Publicado no Unisinos.
Israel se retirou da Faixa de Gaza na terça-feira (5), mas
deixou para trás morte e destruição. A socióloga israelense Eva Illouz diz à
“Spiegel” que seu país está tomado pelo medo e está cada vez mais suspeitando
da democracia.
Houve amplo apoio em Israel à operação na Faixa de Gaza,
apesar dos números imensos de vítimas civis e a morte de centenas de crianças.
Por que isso?
Onde você vê seres humanos, os israelenses veem inimigos.
Diante dos inimigos, você cerra fileiras, se une no temor por sua vida, e você
não pensa na fragilidade do outro. Israel tem uma autoconsciência
esquizofrênica, dividida: ela cultiva sua força e não consegue deixar de se ver
como fraca e ameaçada. Além disso, tanto o fato de o Hamas nutrir uma ideologia
radical islâmica e antissemita quanto a existência de um racismo raivoso
antiárabe em Israel explicam por que os israelenses veem Gaza como um baluarte
de terroristas reais ou potenciais. É difícil ter compaixão por uma população
vista como ameaçando o coração de sua sociedade.
Isso também se deve ao fato de a sociedade israelense estar
se tornando cada vez mais militarista?

- Ações necessárias
a – Diga se cada afirmação abaixo concorda com o texto sobre Israel e a Faixa de Gaza, respondendo sim ou não e citando as palavras do texto que decidem: (i) Israel se retirou da Faixa de Gaza numa terça-feira; (ii) houve pouco apoio em Israel à operação na Faixa de Gaza; (iii) Eva Illouz é historiadora.
b – No texto sobre Israel e a Faixa de Gaza, como é descrita a autoconsciência de Israel?
c – Retome o texto sobre Israel e a Faixa de Gaza a partir do ponto em que ele termina.

- Dados brutos
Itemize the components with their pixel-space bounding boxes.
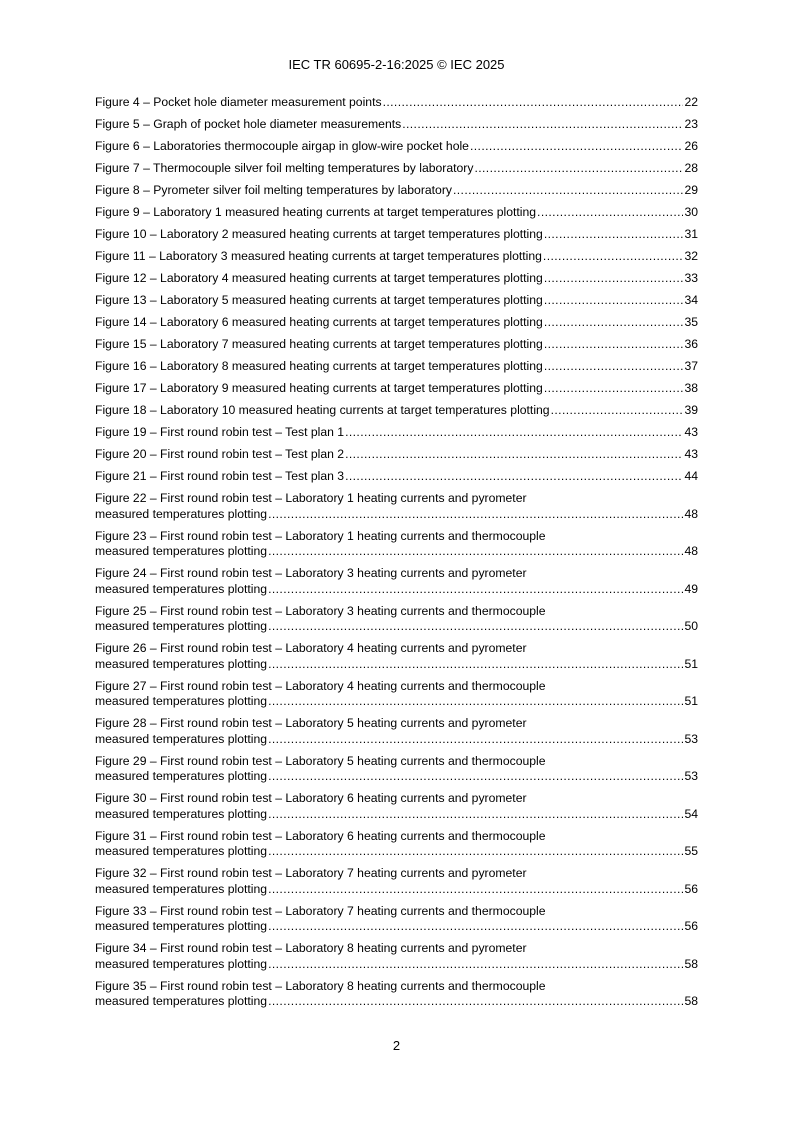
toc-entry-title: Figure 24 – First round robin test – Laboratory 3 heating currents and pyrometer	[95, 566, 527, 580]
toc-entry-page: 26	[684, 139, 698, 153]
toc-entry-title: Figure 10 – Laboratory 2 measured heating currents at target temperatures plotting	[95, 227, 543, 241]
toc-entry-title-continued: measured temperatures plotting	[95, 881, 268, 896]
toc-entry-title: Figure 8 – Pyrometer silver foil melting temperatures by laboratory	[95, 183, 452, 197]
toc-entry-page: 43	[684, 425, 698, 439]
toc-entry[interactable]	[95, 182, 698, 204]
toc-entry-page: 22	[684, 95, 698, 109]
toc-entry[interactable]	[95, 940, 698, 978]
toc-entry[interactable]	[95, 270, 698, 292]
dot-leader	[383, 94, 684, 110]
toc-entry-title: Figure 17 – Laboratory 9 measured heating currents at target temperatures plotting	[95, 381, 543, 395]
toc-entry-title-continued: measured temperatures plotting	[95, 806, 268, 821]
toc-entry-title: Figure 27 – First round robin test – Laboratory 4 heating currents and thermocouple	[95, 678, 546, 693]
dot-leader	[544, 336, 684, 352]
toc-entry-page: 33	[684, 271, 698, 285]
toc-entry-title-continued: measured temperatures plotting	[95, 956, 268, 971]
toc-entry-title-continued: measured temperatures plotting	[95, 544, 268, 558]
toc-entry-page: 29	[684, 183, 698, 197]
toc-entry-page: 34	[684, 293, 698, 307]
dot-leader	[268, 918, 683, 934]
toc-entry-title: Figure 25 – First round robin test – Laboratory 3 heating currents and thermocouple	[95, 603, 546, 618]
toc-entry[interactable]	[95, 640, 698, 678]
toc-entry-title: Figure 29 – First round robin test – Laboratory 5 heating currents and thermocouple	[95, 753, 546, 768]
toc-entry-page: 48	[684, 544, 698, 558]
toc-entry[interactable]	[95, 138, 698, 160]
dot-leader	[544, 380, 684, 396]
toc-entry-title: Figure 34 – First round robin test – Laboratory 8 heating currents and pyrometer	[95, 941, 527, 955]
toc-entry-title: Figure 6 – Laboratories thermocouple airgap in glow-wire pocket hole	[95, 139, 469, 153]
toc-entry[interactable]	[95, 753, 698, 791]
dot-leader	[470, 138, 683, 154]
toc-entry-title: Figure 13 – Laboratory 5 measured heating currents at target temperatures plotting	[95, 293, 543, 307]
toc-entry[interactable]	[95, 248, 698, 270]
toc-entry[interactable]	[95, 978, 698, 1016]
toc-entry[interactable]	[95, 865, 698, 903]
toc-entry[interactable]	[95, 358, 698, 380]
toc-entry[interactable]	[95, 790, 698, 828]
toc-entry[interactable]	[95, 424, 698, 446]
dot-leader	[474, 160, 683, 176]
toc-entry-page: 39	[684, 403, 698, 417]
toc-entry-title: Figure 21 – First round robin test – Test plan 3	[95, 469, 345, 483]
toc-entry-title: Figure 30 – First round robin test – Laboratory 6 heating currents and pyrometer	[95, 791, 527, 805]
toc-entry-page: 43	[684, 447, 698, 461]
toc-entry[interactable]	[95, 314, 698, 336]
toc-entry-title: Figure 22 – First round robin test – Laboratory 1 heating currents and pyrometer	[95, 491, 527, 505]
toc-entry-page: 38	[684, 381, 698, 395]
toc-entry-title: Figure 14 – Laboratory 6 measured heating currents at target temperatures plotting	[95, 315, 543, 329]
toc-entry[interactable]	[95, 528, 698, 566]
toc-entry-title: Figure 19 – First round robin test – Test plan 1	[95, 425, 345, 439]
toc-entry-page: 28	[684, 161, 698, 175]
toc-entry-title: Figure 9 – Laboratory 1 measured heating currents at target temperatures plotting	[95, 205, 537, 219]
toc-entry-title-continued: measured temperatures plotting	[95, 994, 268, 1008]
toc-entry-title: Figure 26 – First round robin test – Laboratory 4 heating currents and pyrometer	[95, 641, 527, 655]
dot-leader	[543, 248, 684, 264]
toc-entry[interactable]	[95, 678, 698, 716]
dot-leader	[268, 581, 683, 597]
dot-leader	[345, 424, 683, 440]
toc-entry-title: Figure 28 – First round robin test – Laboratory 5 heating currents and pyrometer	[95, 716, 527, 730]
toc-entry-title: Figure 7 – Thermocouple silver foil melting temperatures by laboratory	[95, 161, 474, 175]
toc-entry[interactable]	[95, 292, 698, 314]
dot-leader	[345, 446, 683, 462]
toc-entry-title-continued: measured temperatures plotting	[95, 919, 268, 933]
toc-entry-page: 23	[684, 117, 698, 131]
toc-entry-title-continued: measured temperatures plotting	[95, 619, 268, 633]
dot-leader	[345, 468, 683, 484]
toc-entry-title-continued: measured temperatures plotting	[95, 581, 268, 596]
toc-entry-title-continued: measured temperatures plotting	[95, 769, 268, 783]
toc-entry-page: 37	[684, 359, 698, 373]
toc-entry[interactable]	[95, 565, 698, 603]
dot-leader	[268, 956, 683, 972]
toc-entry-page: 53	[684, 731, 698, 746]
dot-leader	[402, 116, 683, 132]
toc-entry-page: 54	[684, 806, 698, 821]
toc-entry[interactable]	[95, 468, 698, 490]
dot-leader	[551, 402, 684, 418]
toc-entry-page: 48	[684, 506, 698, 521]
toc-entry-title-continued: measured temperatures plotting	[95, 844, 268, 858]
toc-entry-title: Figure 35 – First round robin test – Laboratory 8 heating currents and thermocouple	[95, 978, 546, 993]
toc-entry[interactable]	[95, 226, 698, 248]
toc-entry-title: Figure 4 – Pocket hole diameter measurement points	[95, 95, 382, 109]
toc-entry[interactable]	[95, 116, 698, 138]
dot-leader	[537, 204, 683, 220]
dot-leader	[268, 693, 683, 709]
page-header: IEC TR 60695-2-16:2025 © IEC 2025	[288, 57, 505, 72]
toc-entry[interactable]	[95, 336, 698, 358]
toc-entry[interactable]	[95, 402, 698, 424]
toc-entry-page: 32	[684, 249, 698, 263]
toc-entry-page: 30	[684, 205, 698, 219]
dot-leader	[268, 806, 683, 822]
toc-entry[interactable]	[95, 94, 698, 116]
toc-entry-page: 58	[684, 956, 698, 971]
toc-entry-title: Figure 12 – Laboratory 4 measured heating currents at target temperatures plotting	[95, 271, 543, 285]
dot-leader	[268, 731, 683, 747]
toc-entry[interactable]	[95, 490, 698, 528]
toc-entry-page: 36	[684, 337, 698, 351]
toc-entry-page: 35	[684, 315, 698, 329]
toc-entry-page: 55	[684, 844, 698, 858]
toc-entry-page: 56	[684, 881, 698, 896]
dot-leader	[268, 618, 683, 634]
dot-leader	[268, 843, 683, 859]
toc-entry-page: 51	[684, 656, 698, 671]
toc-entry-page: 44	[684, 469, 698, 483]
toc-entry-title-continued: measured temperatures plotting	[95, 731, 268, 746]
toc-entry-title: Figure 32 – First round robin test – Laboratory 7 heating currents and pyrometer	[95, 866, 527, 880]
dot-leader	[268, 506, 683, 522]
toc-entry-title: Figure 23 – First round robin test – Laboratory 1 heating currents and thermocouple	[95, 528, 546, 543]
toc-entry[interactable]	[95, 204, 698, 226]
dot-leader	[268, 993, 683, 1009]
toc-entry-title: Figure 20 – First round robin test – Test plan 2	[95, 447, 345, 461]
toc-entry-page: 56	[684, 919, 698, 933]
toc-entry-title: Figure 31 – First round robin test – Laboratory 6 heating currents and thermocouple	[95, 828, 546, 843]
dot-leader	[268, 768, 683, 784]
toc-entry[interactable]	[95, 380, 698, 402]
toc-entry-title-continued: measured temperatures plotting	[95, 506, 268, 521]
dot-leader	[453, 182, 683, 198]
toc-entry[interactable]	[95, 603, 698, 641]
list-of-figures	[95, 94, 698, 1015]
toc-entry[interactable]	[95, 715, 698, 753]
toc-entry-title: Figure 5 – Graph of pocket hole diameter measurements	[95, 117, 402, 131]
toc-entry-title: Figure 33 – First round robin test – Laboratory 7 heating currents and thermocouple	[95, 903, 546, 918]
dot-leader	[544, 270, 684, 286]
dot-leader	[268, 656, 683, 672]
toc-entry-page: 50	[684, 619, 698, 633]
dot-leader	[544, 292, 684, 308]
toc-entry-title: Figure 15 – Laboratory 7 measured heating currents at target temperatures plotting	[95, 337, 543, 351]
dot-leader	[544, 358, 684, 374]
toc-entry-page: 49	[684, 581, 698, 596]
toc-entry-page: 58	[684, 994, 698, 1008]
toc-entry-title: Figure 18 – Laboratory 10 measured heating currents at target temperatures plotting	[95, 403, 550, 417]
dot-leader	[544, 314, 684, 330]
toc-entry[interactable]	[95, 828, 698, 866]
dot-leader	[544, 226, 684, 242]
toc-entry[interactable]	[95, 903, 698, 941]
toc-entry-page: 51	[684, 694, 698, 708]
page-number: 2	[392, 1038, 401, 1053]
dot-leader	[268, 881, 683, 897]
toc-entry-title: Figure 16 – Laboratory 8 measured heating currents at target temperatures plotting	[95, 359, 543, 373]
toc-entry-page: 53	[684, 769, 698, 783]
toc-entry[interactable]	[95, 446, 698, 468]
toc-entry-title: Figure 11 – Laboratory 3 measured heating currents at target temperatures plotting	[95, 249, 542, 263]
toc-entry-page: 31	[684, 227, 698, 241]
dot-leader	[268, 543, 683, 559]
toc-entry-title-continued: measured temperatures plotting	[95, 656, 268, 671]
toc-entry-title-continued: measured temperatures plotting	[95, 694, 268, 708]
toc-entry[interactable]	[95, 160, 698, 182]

==

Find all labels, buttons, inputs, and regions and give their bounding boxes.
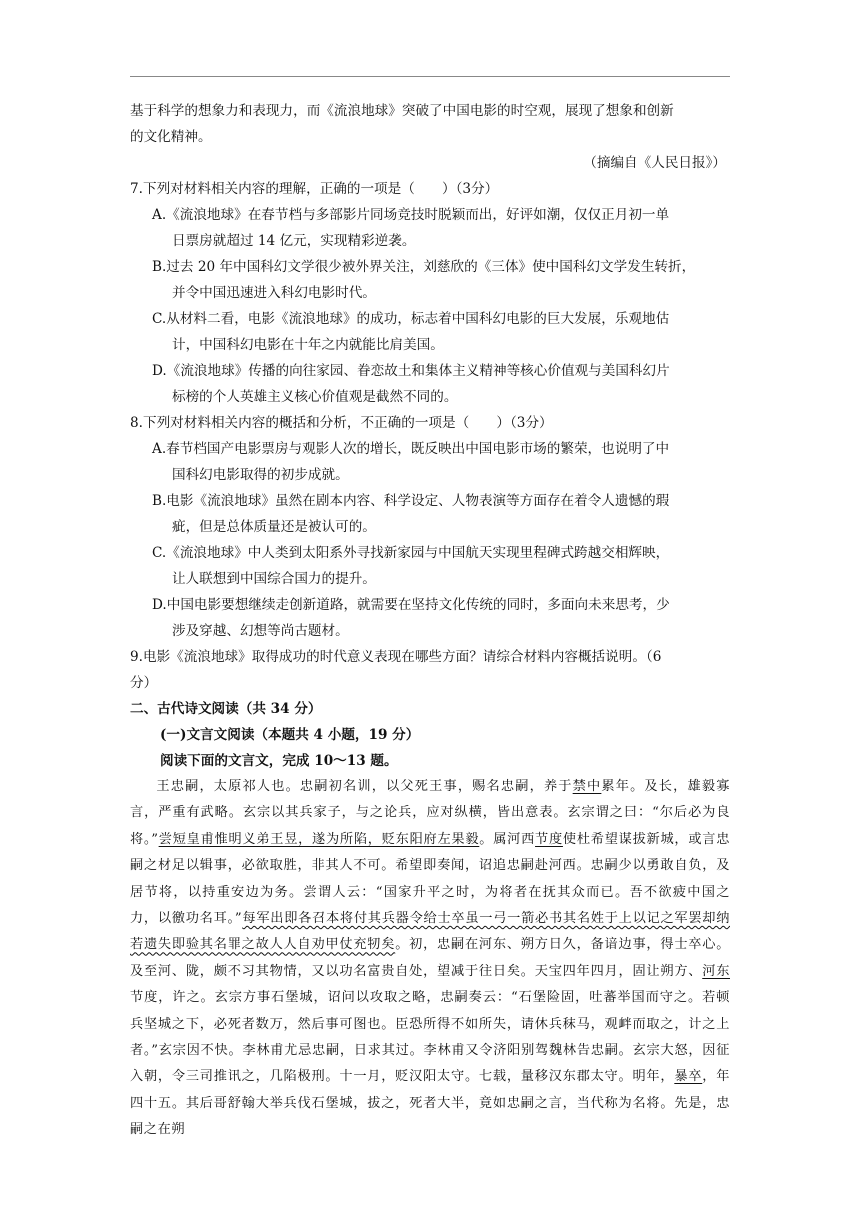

- Respostas por tarefa
a –
(i) Sim: "Israel se retirou da Faixa de Gaza na terça-feira (5)".
(ii) Não: "Houve amplo apoio em Israel à operação na Faixa de Gaza".
(iii) Não: "A socióloga israelense Eva Illouz".

b – Como esquizofrênica e dividida: cultiva sua força, mas não consegue deixar de se ver como fraca e ameaçada.

c –
Israel é ao mesmo tempo um poder militar colonial, uma
sociedade militarizada e uma democracia. O Exército, por exemplo, controla os
palestinos por uma vasta rede de ferramentas coloniais, como postos de
controle, tribunais militares (governados por um sistema legal diferente do
sistema israelense), concessão arbitrária de licenças de trabalho, demolição de
casas e sanções econômicas. É uma sociedade civil militarizada porque quase
toda família tem um pai, filho ou irmão no Exército e porque os militares
exercem um papel enorme na formação da mentalidade dos israelenses comuns e são
cruciais tanto nas decisões políticas quanto na esfera pública. Na verdade, eu
diria que “segurança” é o conceito primordial que guia a sociedade e a política
israelense. Mas também é uma democracia, que concede direitos aos gays e
possibilita ao cidadão processar o Estado.
Mesmo assim, muitos diriam que Israel foi longe demais nesta
guerra contra o Hamas.
Eu acho que os israelenses perderam o que podemos chamar de
“sensibilidade humanitária”, a capacidade de se identificar com o sofrimento de
um outro distante. Em Israel, ocorreu uma mudança na percepção do “outro
palestino”. O palestino se transformou em um verdadeiro inimigo na percepção
dos israelenses, no sentido de que “eles estão ali” e “nós estamos aqui”. Eles
deixaram de ter um rosto e mesmo um nome.
Você tem uma explicação para a mudança?
Israelenses e palestinos antes se misturavam. Eles
trabalhavam como operários de construção e como mão de obra barata, mal paga. O
muro foi construído. Vieram os bloqueios de estrada, que impediram a liberdade
de movimento dos palestinos. A redução imensa nas licenças de trabalho veio em
seguida. E em poucos anos os palestinos desapareceram da sociedade israelense.
A Segunda Intifada colocou um prego nesse caixão, por assim dizer. A natureza
da liderança israelense também mudou. A direita messiânica ganhou progressivamente
poder em Israel. Ela costumava ser marginal e ilegítima; agora é cada vez mais
popular. Essa direita radical ocupa cadeiras no Parlamento, controla orçamentos
e mudou a natureza do discurso. Muitos israelenses não entendem a natureza
radical da direita em Israel. Ela se disfarça com sucesso como sendo
“patriótica” ou “judaica”.
Por que a direita é tão forte no momento, apesar de haver
bem menos ataques terroristas em Israel do que no passado?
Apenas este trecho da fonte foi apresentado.